- Exercise aim: Print all the records exactly, please.
..............................
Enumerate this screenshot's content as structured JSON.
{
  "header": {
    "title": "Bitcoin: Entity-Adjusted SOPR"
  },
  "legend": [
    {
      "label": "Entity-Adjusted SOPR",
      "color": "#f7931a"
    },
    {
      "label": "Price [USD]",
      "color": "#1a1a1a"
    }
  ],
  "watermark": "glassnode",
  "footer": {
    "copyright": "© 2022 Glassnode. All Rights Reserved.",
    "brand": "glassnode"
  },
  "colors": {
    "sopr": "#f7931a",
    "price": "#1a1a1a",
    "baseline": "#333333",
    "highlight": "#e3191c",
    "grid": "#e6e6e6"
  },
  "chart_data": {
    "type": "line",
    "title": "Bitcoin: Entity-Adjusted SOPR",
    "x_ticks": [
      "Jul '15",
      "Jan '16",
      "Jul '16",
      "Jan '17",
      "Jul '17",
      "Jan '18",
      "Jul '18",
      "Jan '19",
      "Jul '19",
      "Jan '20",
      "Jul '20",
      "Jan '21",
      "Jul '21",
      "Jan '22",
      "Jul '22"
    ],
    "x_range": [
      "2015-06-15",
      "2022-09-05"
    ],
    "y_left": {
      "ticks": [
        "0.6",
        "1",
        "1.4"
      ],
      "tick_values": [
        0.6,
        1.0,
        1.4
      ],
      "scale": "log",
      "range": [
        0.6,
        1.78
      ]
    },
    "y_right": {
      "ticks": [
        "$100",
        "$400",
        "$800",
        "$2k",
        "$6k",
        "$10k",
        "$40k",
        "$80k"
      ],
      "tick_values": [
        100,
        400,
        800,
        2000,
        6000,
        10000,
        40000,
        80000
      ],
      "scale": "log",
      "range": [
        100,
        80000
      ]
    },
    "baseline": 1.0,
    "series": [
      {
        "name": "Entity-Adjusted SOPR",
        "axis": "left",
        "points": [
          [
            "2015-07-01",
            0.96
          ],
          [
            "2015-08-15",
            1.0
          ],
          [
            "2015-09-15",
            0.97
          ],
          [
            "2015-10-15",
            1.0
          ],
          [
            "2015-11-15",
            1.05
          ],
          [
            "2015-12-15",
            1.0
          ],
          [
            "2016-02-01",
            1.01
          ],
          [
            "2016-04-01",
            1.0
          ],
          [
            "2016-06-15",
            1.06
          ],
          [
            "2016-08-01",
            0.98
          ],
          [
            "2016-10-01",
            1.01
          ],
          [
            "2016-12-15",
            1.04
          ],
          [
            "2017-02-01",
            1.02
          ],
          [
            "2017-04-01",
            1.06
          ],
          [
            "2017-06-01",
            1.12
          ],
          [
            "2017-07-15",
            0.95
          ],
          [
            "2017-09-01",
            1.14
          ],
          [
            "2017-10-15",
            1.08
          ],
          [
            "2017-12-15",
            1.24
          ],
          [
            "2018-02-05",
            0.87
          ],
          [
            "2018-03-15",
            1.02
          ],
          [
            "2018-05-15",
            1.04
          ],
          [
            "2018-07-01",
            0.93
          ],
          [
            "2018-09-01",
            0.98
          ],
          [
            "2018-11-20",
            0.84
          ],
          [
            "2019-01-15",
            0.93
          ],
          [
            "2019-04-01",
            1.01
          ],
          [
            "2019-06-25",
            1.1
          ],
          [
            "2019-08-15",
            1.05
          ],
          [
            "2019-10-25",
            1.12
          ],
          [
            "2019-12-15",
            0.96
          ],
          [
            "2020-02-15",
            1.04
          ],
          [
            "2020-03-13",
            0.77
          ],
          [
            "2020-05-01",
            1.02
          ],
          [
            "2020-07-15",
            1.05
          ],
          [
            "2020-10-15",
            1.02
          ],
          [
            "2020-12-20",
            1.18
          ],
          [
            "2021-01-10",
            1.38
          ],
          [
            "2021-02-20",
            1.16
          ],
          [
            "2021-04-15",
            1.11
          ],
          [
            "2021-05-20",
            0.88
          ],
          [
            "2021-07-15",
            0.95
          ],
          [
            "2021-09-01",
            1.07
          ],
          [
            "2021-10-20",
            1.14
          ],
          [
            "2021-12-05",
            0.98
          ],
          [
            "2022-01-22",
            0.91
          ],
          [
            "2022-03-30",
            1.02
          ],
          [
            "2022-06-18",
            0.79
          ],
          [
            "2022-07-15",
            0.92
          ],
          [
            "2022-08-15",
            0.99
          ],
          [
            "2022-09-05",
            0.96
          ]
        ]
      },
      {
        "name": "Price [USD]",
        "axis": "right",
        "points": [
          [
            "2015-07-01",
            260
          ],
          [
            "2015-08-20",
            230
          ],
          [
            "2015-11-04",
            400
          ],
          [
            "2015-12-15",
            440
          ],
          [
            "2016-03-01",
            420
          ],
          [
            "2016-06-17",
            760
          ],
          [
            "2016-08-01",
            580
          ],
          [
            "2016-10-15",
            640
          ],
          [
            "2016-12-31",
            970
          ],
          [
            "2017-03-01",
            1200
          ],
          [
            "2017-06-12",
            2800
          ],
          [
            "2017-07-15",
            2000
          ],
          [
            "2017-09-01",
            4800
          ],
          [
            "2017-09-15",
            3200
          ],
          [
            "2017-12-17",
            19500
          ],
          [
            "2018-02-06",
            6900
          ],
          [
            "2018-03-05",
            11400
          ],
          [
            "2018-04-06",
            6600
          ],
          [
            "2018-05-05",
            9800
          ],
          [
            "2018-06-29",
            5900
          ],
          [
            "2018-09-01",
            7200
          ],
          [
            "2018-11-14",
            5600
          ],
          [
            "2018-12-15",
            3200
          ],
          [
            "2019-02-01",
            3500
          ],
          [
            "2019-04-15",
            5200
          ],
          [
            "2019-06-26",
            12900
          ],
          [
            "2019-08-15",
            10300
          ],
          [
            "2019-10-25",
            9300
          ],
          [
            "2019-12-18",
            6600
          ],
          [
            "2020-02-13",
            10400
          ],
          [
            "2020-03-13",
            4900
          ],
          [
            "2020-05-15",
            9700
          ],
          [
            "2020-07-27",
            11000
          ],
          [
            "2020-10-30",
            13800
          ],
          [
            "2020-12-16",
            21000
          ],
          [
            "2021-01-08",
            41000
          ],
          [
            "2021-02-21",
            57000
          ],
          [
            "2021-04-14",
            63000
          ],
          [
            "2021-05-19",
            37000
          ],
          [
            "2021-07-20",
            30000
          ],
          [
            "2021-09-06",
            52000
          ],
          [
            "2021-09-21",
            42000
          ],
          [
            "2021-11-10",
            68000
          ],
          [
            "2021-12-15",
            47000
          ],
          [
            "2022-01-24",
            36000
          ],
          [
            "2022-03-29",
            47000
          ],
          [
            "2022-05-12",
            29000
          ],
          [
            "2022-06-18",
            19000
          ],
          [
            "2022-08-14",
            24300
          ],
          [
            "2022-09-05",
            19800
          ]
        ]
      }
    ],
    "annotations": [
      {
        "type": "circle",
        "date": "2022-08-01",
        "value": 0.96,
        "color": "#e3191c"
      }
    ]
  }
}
..............................
- Response:
Enumerate this screenshot's content as structured JSON.
{
  "header": {
    "title": "Bitcoin: Entity-Adjusted SOPR"
  },
  "legend": [
    {
      "label": "Entity-Adjusted SOPR",
      "color": "#f7931a"
    },
    {
      "label": "Price [USD]",
      "color": "#1a1a1a"
    }
  ],
  "watermark": "glassnode",
  "footer": {
    "copyright": "© 2022 Glassnode. All Rights Reserved.",
    "brand": "glassnode"
  },
  "colors": {
    "sopr": "#f7931a",
    "price": "#1a1a1a",
    "baseline": "#333333",
    "highlight": "#e3191c",
    "grid": "#e6e6e6"
  },
  "chart_data": {
    "type": "line",
    "title": "Bitcoin: Entity-Adjusted SOPR",
    "x_ticks": [
      "Jul '15",
      "Jan '16",
      "Jul '16",
      "Jan '17",
      "Jul '17",
      "Jan '18",
      "Jul '18",
      "Jan '19",
      "Jul '19",
      "Jan '20",
      "Jul '20",
      "Jan '21",
      "Jul '21",
      "Jan '22",
      "Jul '22"
    ],
    "x_range": [
      "2015-06-15",
      "2022-09-05"
    ],
    "y_left": {
      "ticks": [
        "0.6",
        "1",
        "1.4"
      ],
      "tick_values": [
        0.6,
        1.0,
        1.4
      ],
      "scale": "log",
      "range": [
        0.6,
        1.78
      ]
    },
    "y_right": {
      "ticks": [
        "$100",
        "$400",
        "$800",
        "$2k",
        "$6k",
        "$10k",
        "$40k",
        "$80k"
      ],
      "tick_values": [
        100,
        400,
        800,
        2000,
        6000,
        10000,
        40000,
        80000
      ],
      "scale": "log",
      "range": [
        100,
        80000
      ]
    },
    "baseline": 1.0,
    "series": [
      {
        "name": "Entity-Adjusted SOPR",
        "axis": "left",
        "points": [
          [
            "2015-07-01",
            0.96
          ],
          [
            "2015-08-15",
            1.0
          ],
          [
            "2015-09-15",
            0.97
          ],
          [
            "2015-10-15",
            1.0
          ],
          [
            "2015-11-15",
            1.05
          ],
          [
            "2015-12-15",
            1.0
          ],
          [
            "2016-02-01",
            1.01
          ],
          [
            "2016-04-01",
            1.0
          ],
          [
            "2016-06-15",
            1.06
          ],
          [
            "2016-08-01",
            0.98
          ],
          [
            "2016-10-01",
            1.01
          ],
          [
            "2016-12-15",
            1.04
          ],
          [
            "2017-02-01",
            1.02
          ],
          [
            "2017-04-01",
            1.06
          ],
          [
            "2017-06-01",
            1.12
          ],
          [
            "2017-07-15",
            0.95
          ],
          [
            "2017-09-01",
            1.14
          ],
          [
            "2017-10-15",
            1.08
          ],
          [
            "2017-12-15",
            1.24
          ],
          [
            "2018-02-05",
            0.87
          ],
          [
            "2018-03-15",
            1.02
          ],
          [
            "2018-05-15",
            1.04
          ],
          [
            "2018-07-01",
            0.93
          ],
          [
            "2018-09-01",
            0.98
          ],
          [
            "2018-11-20",
            0.84
          ],
          [
            "2019-01-15",
            0.93
          ],
          [
            "2019-04-01",
            1.01
          ],
          [
            "2019-06-25",
            1.1
          ],
          [
            "2019-08-15",
            1.05
          ],
          [
            "2019-10-25",
            1.12
          ],
          [
            "2019-12-15",
            0.96
          ],
          [
            "2020-02-15",
            1.04
          ],
          [
            "2020-03-13",
            0.77
          ],
          [
            "2020-05-01",
            1.02
          ],
          [
            "2020-07-15",
            1.05
          ],
          [
            "2020-10-15",
            1.02
          ],
          [
            "2020-12-20",
            1.18
          ],
          [
            "2021-01-10",
            1.38
          ],
          [
            "2021-02-20",
            1.16
          ],
          [
            "2021-04-15",
            1.11
          ],
          [
            "2021-05-20",
            0.88
          ],
          [
            "2021-07-15",
            0.95
          ],
          [
            "2021-09-01",
            1.07
          ],
          [
            "2021-10-20",
            1.14
          ],
          [
            "2021-12-05",
            0.98
          ],
          [
            "2022-01-22",
            0.91
          ],
          [
            "2022-03-30",
            1.02
          ],
          [
            "2022-06-18",
            0.79
          ],
          [
            "2022-07-15",
            0.92
          ],
          [
            "2022-08-15",
            0.99
          ],
          [
            "2022-09-05",
            0.96
          ]
        ]
      },
      {
        "name": "Price [USD]",
        "axis": "right",
        "points": [
          [
            "2015-07-01",
            260
          ],
          [
            "2015-08-20",
            230
          ],
          [
            "2015-11-04",
            400
          ],
          [
            "2015-12-15",
            440
          ],
          [
            "2016-03-01",
            420
          ],
          [
            "2016-06-17",
            760
          ],
          [
            "2016-08-01",
            580
          ],
          [
            "2016-10-15",
            640
          ],
          [
            "2016-12-31",
            970
          ],
          [
            "2017-03-01",
            1200
          ],
          [
            "2017-06-12",
            2800
          ],
          [
            "2017-07-15",
            2000
          ],
          [
            "2017-09-01",
            4800
          ],
          [
            "2017-09-15",
            3200
          ],
          [
            "2017-12-17",
            19500
          ],
          [
            "2018-02-06",
            6900
          ],
          [
            "2018-03-05",
            11400
          ],
          [
            "2018-04-06",
            6600
          ],
          [
            "2018-05-05",
            9800
          ],
          [
            "2018-06-29",
            5900
          ],
          [
            "2018-09-01",
            7200
          ],
          [
            "2018-11-14",
            5600
          ],
          [
            "2018-12-15",
            3200
          ],
          [
            "2019-02-01",
            3500
          ],
          [
            "2019-04-15",
            5200
          ],
          [
            "2019-06-26",
            12900
          ],
          [
            "2019-08-15",
            10300
          ],
          [
            "2019-10-25",
            9300
          ],
          [
            "2019-12-18",
            6600
          ],
          [
            "2020-02-13",
            10400
          ],
          [
            "2020-03-13",
            4900
          ],
          [
            "2020-05-15",
            9700
          ],
          [
            "2020-07-27",
            11000
          ],
          [
            "2020-10-30",
            13800
          ],
          [
            "2020-12-16",
            21000
          ],
          [
            "2021-01-08",
            41000
          ],
          [
            "2021-02-21",
            57000
          ],
          [
            "2021-04-14",
            63000
          ],
          [
            "2021-05-19",
            37000
          ],
          [
            "2021-07-20",
            30000
          ],
          [
            "2021-09-06",
            52000
          ],
          [
            "2021-09-21",
            42000
          ],
          [
            "2021-11-10",
            68000
          ],
          [
            "2021-12-15",
            47000
          ],
          [
            "2022-01-24",
            36000
          ],
          [
            "2022-03-29",
            47000
          ],
          [
            "2022-05-12",
            29000
          ],
          [
            "2022-06-18",
            19000
          ],
          [
            "2022-08-14",
            24300
          ],
          [
            "2022-09-05",
            19800
          ]
        ]
      }
    ],
    "annotations": [
      {
        "type": "circle",
        "date": "2022-08-01",
        "value": 0.96,
        "color": "#e3191c"
      }
    ]
  }
}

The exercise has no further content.